* **Work required**: Please state how many lines in the records contain the string "JSON", with no words besides the number.

(Dataset entries on figures)
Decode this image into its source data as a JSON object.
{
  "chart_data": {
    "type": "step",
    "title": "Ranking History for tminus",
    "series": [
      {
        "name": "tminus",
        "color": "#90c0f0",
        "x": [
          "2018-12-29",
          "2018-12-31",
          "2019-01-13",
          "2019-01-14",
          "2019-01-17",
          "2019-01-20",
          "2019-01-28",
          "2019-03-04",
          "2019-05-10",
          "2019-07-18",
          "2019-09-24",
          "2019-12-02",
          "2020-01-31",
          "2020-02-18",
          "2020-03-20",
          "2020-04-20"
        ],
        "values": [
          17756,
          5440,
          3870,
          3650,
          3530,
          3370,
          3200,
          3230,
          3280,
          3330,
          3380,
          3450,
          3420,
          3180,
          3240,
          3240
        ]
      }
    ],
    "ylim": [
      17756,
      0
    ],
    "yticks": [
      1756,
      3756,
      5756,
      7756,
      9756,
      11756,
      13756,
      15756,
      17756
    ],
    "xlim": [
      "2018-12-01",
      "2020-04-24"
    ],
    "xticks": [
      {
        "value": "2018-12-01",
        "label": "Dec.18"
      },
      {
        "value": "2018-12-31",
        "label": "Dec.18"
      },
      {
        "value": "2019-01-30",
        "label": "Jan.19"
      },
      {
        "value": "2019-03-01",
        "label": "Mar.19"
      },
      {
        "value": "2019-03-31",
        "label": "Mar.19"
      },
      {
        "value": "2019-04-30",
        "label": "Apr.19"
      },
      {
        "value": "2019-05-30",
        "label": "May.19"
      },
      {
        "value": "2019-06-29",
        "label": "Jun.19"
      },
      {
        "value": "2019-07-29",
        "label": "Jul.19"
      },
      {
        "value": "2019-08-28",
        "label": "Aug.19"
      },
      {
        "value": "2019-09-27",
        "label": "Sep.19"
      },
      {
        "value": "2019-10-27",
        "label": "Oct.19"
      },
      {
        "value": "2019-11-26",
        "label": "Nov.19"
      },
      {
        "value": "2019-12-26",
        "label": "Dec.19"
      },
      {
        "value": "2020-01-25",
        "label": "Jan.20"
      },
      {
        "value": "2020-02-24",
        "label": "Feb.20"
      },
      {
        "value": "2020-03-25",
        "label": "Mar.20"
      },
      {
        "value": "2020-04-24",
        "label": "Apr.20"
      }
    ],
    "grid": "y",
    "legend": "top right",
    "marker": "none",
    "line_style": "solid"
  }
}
...
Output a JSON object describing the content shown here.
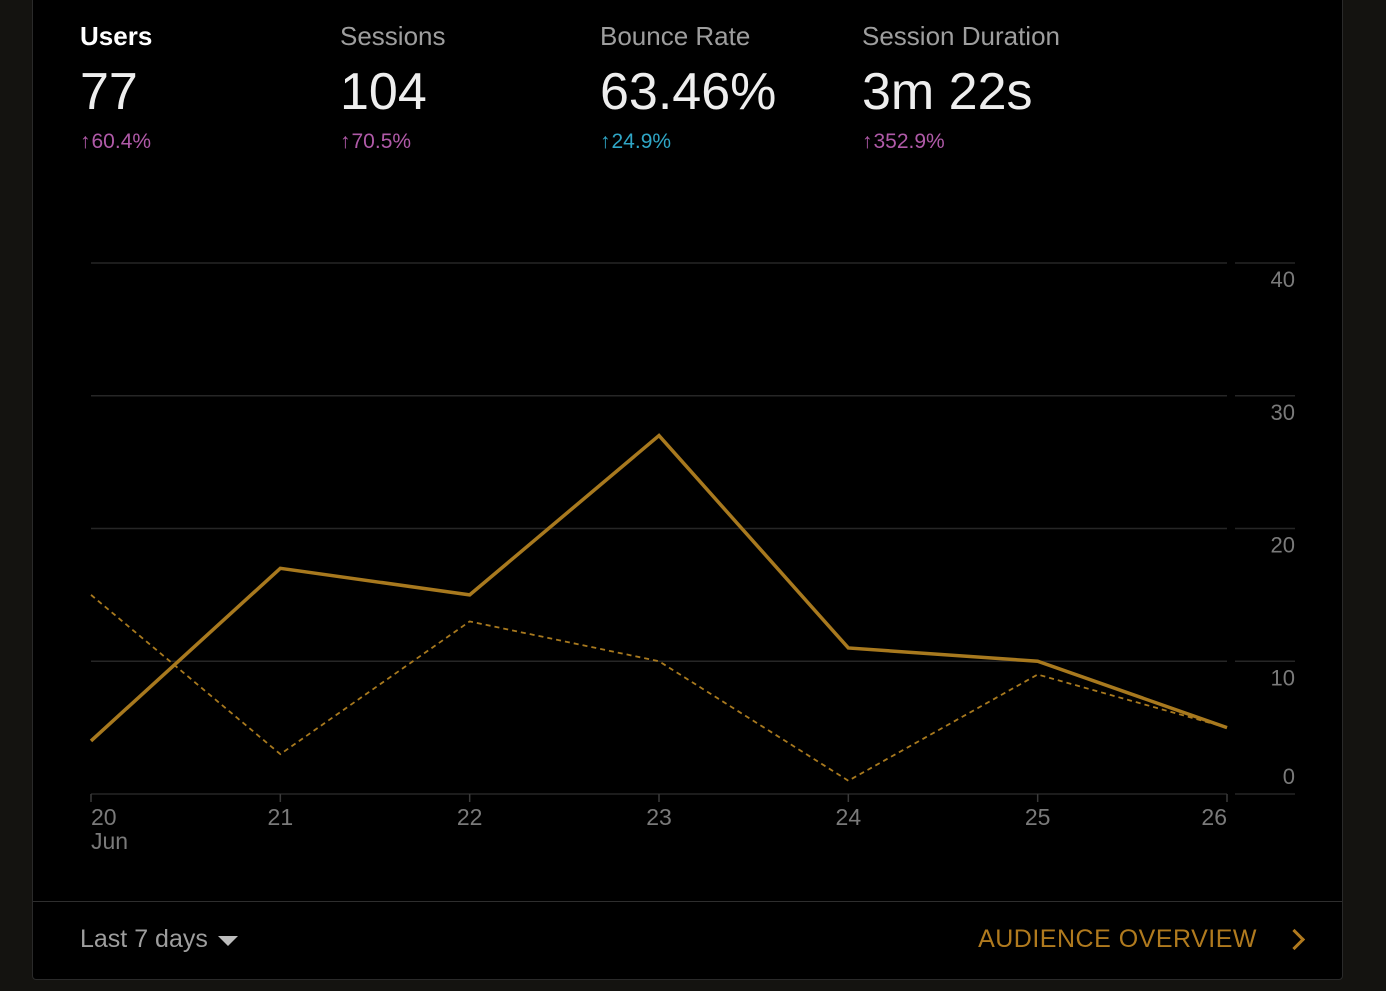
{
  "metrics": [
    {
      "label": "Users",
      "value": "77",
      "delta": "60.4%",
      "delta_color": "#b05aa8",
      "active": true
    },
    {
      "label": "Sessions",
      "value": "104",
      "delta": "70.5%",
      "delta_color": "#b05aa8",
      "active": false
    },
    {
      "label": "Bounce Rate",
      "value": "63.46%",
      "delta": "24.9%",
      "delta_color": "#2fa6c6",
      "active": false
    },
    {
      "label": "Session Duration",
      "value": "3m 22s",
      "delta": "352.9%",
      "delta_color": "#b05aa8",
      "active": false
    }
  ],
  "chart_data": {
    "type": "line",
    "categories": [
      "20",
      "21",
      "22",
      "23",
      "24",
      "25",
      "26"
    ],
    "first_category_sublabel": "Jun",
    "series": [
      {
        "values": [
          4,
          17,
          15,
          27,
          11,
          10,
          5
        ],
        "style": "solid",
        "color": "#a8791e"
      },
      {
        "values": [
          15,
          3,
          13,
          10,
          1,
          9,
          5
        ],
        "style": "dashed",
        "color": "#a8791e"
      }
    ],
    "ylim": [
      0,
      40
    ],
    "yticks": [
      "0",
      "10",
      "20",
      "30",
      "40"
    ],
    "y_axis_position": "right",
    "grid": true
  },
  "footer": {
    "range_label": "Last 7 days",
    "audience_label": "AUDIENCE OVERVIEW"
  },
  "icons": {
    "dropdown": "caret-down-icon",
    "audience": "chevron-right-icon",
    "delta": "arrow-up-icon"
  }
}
* * *
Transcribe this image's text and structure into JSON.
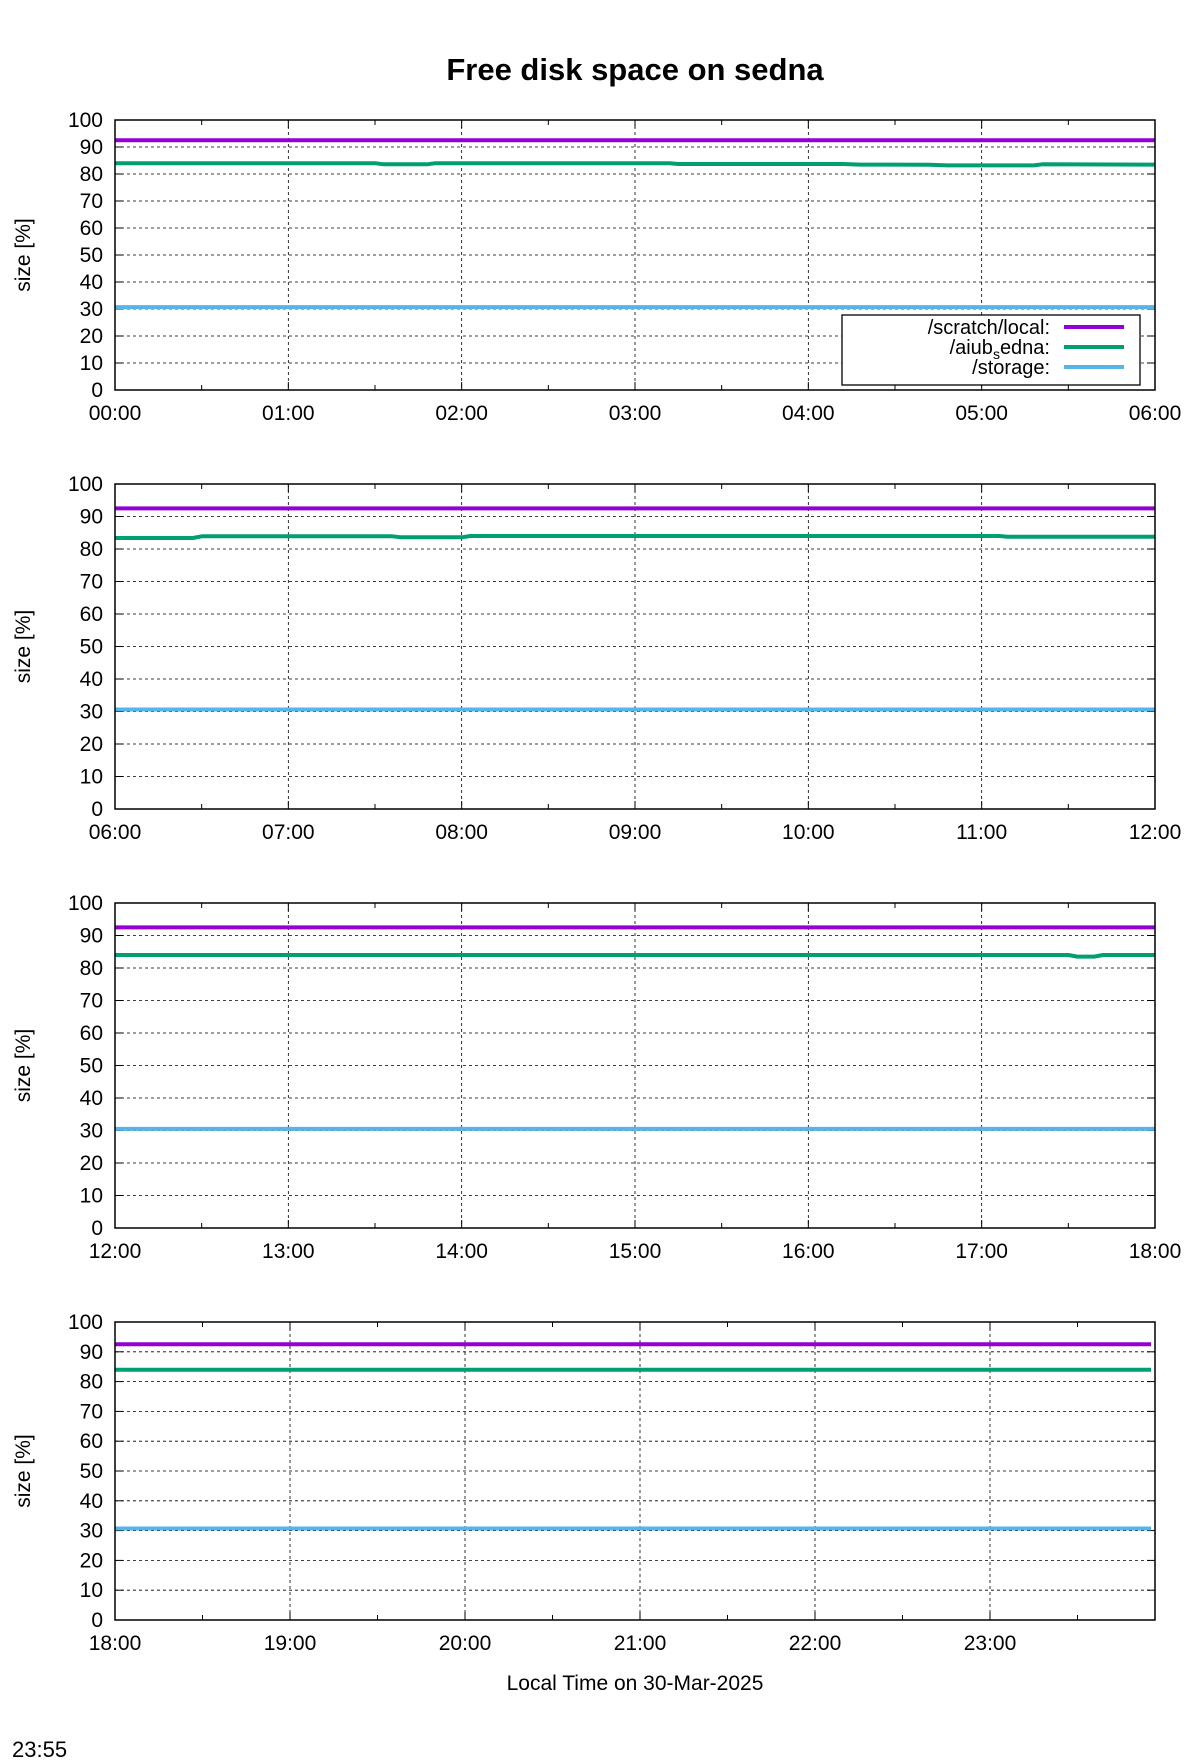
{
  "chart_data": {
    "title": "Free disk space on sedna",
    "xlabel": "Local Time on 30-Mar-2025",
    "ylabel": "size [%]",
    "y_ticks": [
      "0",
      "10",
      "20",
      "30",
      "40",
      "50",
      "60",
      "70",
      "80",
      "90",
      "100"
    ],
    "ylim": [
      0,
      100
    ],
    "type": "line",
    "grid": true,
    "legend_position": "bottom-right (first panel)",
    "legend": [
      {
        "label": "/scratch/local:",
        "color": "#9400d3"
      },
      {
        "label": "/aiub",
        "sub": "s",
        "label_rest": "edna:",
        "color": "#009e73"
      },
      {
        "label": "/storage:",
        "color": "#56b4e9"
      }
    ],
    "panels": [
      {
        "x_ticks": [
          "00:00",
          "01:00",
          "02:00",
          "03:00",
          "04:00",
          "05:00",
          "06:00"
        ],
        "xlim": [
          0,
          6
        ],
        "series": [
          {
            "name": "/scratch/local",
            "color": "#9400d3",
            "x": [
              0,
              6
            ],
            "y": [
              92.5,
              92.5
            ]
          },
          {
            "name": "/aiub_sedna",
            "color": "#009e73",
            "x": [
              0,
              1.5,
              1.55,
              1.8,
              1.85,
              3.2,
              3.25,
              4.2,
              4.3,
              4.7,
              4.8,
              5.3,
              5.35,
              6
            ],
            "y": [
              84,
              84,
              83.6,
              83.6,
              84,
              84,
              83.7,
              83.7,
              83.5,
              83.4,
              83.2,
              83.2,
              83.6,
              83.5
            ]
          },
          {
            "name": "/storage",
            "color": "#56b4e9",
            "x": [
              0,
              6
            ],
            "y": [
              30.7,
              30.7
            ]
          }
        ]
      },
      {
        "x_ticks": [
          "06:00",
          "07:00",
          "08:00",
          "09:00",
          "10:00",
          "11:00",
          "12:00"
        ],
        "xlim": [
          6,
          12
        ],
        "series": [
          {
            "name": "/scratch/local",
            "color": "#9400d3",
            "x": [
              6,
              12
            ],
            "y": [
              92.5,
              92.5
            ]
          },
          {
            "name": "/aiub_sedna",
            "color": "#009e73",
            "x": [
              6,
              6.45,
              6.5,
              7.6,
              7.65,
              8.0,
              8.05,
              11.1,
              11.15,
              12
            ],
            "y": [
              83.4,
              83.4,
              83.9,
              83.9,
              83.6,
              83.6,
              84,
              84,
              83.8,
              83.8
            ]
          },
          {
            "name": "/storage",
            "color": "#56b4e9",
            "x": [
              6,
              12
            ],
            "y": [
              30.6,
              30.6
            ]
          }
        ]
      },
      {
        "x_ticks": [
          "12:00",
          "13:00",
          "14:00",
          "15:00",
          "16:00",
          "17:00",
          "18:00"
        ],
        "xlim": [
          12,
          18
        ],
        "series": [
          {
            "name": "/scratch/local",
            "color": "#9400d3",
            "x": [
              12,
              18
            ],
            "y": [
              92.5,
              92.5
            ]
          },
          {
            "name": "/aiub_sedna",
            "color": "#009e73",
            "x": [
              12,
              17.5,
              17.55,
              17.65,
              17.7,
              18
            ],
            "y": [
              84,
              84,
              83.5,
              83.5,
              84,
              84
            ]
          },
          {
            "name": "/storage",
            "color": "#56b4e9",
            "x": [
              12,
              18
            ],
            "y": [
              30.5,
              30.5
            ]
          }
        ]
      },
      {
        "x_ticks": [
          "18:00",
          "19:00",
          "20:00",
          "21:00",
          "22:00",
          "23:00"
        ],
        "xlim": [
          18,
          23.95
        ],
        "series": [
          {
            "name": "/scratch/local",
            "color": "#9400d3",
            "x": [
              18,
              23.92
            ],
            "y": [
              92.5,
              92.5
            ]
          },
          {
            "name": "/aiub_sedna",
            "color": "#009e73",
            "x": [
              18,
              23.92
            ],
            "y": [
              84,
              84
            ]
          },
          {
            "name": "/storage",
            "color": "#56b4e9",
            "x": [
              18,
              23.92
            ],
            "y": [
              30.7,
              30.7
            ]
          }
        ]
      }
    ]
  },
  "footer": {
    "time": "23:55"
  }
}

* **Response for this exercise**: 3